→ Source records
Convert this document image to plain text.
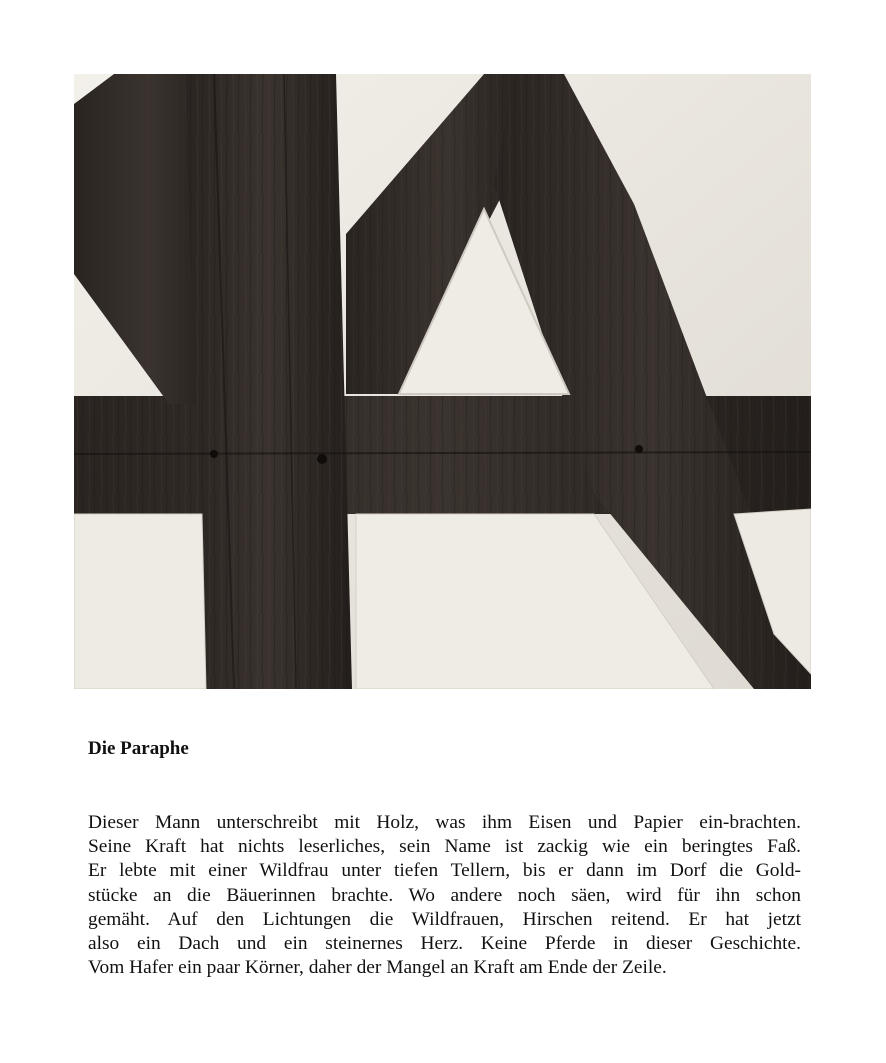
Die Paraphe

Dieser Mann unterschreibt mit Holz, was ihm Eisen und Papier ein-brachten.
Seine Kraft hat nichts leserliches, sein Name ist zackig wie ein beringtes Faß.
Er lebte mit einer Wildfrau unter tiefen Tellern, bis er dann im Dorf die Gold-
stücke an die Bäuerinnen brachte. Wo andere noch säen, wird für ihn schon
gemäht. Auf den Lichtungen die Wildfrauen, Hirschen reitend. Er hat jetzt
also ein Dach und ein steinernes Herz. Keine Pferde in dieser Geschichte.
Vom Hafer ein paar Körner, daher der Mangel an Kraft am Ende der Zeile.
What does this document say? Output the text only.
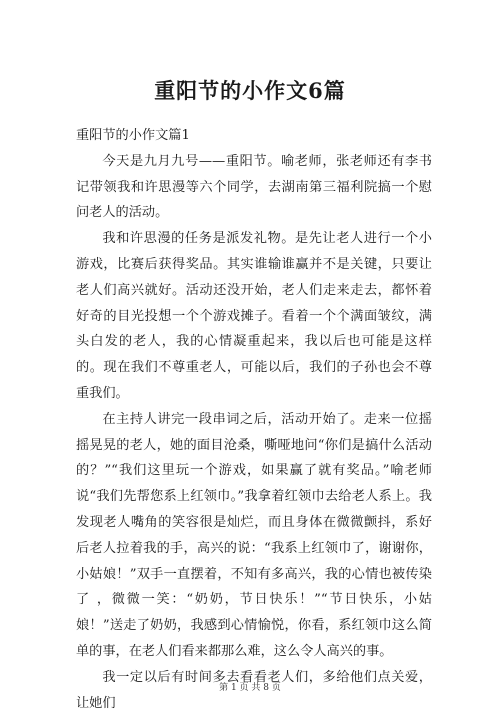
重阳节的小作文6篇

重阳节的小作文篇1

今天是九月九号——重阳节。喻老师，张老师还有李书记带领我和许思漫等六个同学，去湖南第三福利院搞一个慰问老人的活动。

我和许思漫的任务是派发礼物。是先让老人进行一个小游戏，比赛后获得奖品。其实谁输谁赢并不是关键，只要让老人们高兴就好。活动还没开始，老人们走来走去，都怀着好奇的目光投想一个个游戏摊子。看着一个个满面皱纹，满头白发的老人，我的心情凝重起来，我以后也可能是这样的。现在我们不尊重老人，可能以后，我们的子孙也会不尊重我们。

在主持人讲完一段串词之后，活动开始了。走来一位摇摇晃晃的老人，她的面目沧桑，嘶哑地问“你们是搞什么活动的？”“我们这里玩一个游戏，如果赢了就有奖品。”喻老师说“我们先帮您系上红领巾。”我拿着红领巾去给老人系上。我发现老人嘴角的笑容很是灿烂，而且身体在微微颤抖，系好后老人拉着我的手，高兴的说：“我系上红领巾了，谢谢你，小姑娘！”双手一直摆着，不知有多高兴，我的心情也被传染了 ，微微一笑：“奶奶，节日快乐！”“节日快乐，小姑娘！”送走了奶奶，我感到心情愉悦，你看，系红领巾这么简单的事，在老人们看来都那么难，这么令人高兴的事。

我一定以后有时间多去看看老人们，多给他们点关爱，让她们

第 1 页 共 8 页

--

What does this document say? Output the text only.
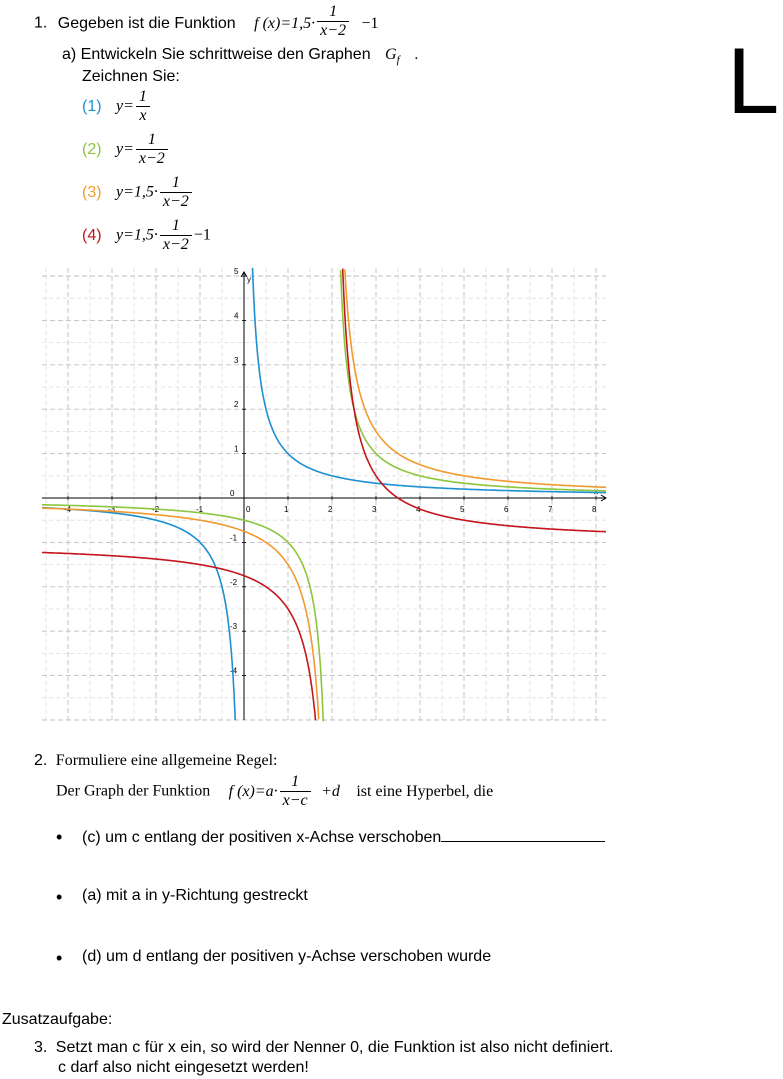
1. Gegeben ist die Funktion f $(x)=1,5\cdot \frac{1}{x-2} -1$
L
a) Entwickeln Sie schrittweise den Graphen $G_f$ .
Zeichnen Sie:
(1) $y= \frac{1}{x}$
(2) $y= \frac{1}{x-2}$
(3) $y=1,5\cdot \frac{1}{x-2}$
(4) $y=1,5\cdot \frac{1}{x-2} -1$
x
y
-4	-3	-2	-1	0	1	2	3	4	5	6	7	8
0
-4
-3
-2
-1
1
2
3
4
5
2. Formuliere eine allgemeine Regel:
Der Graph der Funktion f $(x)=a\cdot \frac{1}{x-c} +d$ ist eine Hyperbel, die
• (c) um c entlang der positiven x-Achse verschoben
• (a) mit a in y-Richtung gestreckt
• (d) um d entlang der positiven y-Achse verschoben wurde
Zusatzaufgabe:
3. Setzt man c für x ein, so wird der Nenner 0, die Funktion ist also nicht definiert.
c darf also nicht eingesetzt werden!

---

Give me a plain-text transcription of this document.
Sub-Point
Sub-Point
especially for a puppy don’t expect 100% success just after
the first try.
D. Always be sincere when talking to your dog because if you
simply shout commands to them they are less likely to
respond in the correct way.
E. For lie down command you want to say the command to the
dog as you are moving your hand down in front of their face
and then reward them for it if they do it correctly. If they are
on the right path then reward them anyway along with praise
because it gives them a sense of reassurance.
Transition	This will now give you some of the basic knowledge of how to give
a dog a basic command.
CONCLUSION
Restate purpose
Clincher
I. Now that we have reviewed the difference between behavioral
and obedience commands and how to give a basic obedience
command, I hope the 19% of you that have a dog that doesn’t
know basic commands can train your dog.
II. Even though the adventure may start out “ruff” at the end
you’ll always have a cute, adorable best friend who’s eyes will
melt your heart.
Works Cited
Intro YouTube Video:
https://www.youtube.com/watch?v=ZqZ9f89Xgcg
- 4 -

→ Your task
Pick out each line that holds the string "they".

→ Answer
simply shout commands to them they are less likely to
and then reward them for it if they do it correctly. If they are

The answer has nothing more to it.